■ **EXTRACTED DATA**
-=-=-=-=-

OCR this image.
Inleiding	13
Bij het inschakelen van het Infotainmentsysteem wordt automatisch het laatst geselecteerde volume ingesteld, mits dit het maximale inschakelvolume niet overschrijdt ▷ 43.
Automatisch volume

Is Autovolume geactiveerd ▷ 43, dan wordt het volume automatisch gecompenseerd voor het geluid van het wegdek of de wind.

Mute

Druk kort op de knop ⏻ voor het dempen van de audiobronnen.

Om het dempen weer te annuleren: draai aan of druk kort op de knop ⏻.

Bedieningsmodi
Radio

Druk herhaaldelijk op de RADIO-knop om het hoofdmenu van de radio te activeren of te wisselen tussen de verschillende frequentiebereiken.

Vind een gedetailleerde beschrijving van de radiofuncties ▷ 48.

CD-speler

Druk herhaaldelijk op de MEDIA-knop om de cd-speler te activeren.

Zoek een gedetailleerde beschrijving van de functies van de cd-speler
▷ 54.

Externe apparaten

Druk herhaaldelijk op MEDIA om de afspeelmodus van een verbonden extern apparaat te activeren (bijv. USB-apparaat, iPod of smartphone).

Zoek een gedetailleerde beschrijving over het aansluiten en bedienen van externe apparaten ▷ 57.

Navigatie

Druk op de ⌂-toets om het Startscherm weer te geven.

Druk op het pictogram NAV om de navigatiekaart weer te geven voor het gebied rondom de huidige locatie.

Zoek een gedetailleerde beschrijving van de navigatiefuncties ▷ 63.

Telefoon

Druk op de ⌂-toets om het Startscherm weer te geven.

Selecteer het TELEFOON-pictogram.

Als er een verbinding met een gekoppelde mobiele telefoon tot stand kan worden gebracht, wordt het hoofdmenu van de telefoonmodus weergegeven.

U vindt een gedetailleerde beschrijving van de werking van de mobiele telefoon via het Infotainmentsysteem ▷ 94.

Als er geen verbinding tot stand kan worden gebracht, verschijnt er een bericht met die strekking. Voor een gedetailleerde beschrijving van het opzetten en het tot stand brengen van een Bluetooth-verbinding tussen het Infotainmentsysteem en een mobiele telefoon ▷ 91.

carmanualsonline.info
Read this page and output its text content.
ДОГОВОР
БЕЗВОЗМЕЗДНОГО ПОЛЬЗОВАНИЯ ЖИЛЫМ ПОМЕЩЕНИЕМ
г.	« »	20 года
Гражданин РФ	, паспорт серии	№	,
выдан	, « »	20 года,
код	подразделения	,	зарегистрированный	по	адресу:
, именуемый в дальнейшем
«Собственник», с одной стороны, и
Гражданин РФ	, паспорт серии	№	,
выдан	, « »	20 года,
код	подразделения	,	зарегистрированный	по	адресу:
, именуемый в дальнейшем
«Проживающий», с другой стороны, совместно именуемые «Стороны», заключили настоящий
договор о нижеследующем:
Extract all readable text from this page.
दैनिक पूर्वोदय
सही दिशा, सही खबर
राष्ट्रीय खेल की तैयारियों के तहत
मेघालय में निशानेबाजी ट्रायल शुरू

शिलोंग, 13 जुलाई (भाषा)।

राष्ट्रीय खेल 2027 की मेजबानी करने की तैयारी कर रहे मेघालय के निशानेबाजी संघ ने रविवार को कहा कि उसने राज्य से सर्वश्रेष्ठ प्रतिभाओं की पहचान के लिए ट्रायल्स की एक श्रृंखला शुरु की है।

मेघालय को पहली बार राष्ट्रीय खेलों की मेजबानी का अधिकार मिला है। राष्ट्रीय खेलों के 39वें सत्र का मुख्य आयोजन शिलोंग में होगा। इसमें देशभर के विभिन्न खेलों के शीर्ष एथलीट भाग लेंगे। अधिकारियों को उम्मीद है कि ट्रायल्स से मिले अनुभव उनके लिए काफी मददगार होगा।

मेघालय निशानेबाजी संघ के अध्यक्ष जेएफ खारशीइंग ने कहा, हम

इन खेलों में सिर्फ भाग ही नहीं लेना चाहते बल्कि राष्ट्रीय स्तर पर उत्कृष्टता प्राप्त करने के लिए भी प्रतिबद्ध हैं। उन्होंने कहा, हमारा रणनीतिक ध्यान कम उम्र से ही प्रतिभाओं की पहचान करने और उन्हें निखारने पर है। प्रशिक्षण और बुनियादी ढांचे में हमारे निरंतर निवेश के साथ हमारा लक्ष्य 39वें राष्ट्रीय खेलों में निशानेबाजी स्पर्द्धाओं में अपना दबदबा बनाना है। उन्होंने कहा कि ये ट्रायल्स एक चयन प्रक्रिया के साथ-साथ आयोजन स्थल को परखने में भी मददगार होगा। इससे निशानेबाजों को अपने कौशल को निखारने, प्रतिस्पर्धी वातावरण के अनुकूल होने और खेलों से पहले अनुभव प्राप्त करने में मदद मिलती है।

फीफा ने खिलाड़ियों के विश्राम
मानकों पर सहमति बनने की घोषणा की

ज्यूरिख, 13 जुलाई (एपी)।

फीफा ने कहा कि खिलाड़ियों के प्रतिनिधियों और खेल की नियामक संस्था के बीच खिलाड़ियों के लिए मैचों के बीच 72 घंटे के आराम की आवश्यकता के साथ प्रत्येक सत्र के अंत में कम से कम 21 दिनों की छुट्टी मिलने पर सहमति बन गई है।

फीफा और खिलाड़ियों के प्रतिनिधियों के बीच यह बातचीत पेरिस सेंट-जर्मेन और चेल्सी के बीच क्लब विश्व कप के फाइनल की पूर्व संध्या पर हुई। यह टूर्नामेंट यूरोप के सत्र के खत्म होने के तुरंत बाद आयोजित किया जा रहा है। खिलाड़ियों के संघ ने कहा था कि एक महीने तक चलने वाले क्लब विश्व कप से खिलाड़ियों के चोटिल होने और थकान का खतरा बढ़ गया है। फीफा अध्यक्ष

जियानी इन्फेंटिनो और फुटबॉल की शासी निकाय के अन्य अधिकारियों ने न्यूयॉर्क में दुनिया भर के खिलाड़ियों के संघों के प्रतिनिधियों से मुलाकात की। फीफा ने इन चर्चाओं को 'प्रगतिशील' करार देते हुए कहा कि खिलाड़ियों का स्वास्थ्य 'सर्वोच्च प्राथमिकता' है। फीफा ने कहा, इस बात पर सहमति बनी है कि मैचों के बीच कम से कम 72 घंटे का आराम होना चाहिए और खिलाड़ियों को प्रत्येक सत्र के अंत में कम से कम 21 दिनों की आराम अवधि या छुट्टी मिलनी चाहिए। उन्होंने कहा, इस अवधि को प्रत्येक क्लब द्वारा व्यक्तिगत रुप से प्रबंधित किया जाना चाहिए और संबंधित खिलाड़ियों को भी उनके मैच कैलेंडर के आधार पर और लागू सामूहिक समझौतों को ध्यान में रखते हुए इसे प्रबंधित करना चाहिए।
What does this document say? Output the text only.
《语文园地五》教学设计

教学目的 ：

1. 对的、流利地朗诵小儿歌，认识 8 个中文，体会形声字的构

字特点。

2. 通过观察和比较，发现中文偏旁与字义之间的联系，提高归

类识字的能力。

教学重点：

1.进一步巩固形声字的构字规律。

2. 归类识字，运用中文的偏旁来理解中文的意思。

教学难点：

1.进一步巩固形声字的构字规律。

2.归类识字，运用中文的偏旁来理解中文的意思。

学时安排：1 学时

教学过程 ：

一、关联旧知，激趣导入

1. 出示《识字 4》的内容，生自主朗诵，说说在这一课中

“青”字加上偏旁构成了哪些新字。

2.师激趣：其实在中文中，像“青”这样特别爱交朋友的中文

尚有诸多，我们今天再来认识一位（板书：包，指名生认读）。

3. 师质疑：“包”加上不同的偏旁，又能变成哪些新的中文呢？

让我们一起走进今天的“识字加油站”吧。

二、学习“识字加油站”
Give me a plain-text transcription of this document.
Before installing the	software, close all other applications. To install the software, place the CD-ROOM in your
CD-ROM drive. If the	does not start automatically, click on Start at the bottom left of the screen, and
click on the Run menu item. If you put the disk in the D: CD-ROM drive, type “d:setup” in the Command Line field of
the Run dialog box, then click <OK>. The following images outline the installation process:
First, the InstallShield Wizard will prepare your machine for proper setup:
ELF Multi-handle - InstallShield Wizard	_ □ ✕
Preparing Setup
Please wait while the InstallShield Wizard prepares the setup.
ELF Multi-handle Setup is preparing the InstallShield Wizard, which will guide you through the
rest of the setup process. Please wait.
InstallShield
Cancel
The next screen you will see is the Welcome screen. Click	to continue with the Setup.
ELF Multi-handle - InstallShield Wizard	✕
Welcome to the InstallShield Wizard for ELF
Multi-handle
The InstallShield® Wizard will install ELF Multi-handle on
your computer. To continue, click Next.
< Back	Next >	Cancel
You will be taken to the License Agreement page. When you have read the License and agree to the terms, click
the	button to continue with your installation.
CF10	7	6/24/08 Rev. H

-=-=-=-=-

■ **WRITTEN TASK**
List all lines holding the string "tussen".

■ **SOLUTION FOR THIS TASK**
Druk herhaaldelijk op de RADIO-knop om het hoofdmenu van de radio te activeren of te wisselen tussen de verschillende frequentiebereiken.
Als er geen verbinding tot stand kan worden gebracht, verschijnt er een bericht met die strekking. Voor een gedetailleerde beschrijving van het opzetten en het tot stand brengen van een Bluetooth-verbinding tussen het Infotainmentsysteem en een mobiele telefoon ▷ 91.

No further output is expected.